Saved entries:
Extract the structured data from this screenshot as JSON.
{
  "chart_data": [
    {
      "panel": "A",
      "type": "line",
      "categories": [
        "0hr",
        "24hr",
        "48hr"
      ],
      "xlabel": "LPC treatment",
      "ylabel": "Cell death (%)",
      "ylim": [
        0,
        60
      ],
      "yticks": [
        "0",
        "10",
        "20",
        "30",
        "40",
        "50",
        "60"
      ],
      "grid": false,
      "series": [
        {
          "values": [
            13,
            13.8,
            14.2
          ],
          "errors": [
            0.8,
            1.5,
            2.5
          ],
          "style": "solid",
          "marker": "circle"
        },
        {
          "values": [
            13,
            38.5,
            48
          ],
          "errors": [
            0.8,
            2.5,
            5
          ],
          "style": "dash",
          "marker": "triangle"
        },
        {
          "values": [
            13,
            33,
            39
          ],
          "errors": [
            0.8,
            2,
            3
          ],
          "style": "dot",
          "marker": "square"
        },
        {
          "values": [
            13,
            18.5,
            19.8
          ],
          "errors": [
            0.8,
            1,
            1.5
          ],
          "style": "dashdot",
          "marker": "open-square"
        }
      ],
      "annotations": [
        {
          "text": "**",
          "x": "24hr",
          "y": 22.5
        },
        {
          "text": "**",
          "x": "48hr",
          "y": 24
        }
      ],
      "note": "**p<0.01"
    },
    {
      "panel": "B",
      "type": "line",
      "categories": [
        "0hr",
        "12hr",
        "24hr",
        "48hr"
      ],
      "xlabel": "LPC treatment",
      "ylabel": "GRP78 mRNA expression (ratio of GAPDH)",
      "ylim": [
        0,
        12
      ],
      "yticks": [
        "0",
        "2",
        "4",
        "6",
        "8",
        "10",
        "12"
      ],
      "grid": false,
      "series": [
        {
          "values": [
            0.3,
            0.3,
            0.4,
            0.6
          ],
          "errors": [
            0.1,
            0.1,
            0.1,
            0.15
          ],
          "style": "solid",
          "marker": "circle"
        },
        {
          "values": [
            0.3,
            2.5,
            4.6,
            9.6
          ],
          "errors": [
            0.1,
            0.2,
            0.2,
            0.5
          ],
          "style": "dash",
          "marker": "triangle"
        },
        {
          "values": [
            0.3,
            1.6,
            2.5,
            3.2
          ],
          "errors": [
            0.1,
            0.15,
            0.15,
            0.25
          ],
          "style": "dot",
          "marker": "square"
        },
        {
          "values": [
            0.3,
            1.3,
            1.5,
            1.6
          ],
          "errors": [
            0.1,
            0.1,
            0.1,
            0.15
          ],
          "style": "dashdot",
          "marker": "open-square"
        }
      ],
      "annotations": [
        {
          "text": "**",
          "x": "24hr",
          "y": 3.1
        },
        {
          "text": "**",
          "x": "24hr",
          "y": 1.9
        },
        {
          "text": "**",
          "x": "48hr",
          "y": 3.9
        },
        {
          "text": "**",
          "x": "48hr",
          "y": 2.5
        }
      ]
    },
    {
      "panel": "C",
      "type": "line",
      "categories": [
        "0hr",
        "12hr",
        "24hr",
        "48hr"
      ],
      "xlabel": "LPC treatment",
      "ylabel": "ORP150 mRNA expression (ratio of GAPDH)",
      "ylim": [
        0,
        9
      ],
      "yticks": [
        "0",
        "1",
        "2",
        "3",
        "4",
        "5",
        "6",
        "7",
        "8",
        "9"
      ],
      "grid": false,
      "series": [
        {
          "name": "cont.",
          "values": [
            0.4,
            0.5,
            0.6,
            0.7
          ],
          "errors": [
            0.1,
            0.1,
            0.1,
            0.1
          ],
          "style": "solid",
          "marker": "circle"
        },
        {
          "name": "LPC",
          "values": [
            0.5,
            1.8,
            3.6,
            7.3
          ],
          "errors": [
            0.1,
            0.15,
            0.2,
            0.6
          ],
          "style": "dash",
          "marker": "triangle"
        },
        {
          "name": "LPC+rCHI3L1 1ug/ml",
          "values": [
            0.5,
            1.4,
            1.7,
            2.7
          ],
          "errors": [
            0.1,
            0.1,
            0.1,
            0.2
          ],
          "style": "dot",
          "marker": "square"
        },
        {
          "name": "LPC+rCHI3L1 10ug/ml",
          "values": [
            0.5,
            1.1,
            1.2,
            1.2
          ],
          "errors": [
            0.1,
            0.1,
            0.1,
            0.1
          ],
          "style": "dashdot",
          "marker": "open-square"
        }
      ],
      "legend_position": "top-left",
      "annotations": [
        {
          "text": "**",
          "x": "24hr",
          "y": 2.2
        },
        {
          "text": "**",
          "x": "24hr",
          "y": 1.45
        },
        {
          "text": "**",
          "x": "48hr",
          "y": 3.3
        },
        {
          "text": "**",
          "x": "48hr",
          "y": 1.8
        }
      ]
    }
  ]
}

• [EXERCISE AIM]: Copy all the records exactly so that no character differs from the source.

• [ANSWER TO THE EXERCISE]:
Extract the structured data from this screenshot as JSON.
{
  "chart_data": [
    {
      "panel": "A",
      "type": "line",
      "categories": [
        "0hr",
        "24hr",
        "48hr"
      ],
      "xlabel": "LPC treatment",
      "ylabel": "Cell death (%)",
      "ylim": [
        0,
        60
      ],
      "yticks": [
        "0",
        "10",
        "20",
        "30",
        "40",
        "50",
        "60"
      ],
      "grid": false,
      "series": [
        {
          "values": [
            13,
            13.8,
            14.2
          ],
          "errors": [
            0.8,
            1.5,
            2.5
          ],
          "style": "solid",
          "marker": "circle"
        },
        {
          "values": [
            13,
            38.5,
            48
          ],
          "errors": [
            0.8,
            2.5,
            5
          ],
          "style": "dash",
          "marker": "triangle"
        },
        {
          "values": [
            13,
            33,
            39
          ],
          "errors": [
            0.8,
            2,
            3
          ],
          "style": "dot",
          "marker": "square"
        },
        {
          "values": [
            13,
            18.5,
            19.8
          ],
          "errors": [
            0.8,
            1,
            1.5
          ],
          "style": "dashdot",
          "marker": "open-square"
        }
      ],
      "annotations": [
        {
          "text": "**",
          "x": "24hr",
          "y": 22.5
        },
        {
          "text": "**",
          "x": "48hr",
          "y": 24
        }
      ],
      "note": "**p<0.01"
    },
    {
      "panel": "B",
      "type": "line",
      "categories": [
        "0hr",
        "12hr",
        "24hr",
        "48hr"
      ],
      "xlabel": "LPC treatment",
      "ylabel": "GRP78 mRNA expression (ratio of GAPDH)",
      "ylim": [
        0,
        12
      ],
      "yticks": [
        "0",
        "2",
        "4",
        "6",
        "8",
        "10",
        "12"
      ],
      "grid": false,
      "series": [
        {
          "values": [
            0.3,
            0.3,
            0.4,
            0.6
          ],
          "errors": [
            0.1,
            0.1,
            0.1,
            0.15
          ],
          "style": "solid",
          "marker": "circle"
        },
        {
          "values": [
            0.3,
            2.5,
            4.6,
            9.6
          ],
          "errors": [
            0.1,
            0.2,
            0.2,
            0.5
          ],
          "style": "dash",
          "marker": "triangle"
        },
        {
          "values": [
            0.3,
            1.6,
            2.5,
            3.2
          ],
          "errors": [
            0.1,
            0.15,
            0.15,
            0.25
          ],
          "style": "dot",
          "marker": "square"
        },
        {
          "values": [
            0.3,
            1.3,
            1.5,
            1.6
          ],
          "errors": [
            0.1,
            0.1,
            0.1,
            0.15
          ],
          "style": "dashdot",
          "marker": "open-square"
        }
      ],
      "annotations": [
        {
          "text": "**",
          "x": "24hr",
          "y": 3.1
        },
        {
          "text": "**",
          "x": "24hr",
          "y": 1.9
        },
        {
          "text": "**",
          "x": "48hr",
          "y": 3.9
        },
        {
          "text": "**",
          "x": "48hr",
          "y": 2.5
        }
      ]
    },
    {
      "panel": "C",
      "type": "line",
      "categories": [
        "0hr",
        "12hr",
        "24hr",
        "48hr"
      ],
      "xlabel": "LPC treatment",
      "ylabel": "ORP150 mRNA expression (ratio of GAPDH)",
      "ylim": [
        0,
        9
      ],
      "yticks": [
        "0",
        "1",
        "2",
        "3",
        "4",
        "5",
        "6",
        "7",
        "8",
        "9"
      ],
      "grid": false,
      "series": [
        {
          "name": "cont.",
          "values": [
            0.4,
            0.5,
            0.6,
            0.7
          ],
          "errors": [
            0.1,
            0.1,
            0.1,
            0.1
          ],
          "style": "solid",
          "marker": "circle"
        },
        {
          "name": "LPC",
          "values": [
            0.5,
            1.8,
            3.6,
            7.3
          ],
          "errors": [
            0.1,
            0.15,
            0.2,
            0.6
          ],
          "style": "dash",
          "marker": "triangle"
        },
        {
          "name": "LPC+rCHI3L1 1ug/ml",
          "values": [
            0.5,
            1.4,
            1.7,
            2.7
          ],
          "errors": [
            0.1,
            0.1,
            0.1,
            0.2
          ],
          "style": "dot",
          "marker": "square"
        },
        {
          "name": "LPC+rCHI3L1 10ug/ml",
          "values": [
            0.5,
            1.1,
            1.2,
            1.2
          ],
          "errors": [
            0.1,
            0.1,
            0.1,
            0.1
          ],
          "style": "dashdot",
          "marker": "open-square"
        }
      ],
      "legend_position": "top-left",
      "annotations": [
        {
          "text": "**",
          "x": "24hr",
          "y": 2.2
        },
        {
          "text": "**",
          "x": "24hr",
          "y": 1.45
        },
        {
          "text": "**",
          "x": "48hr",
          "y": 3.3
        },
        {
          "text": "**",
          "x": "48hr",
          "y": 1.8
        }
      ]
    }
  ]
}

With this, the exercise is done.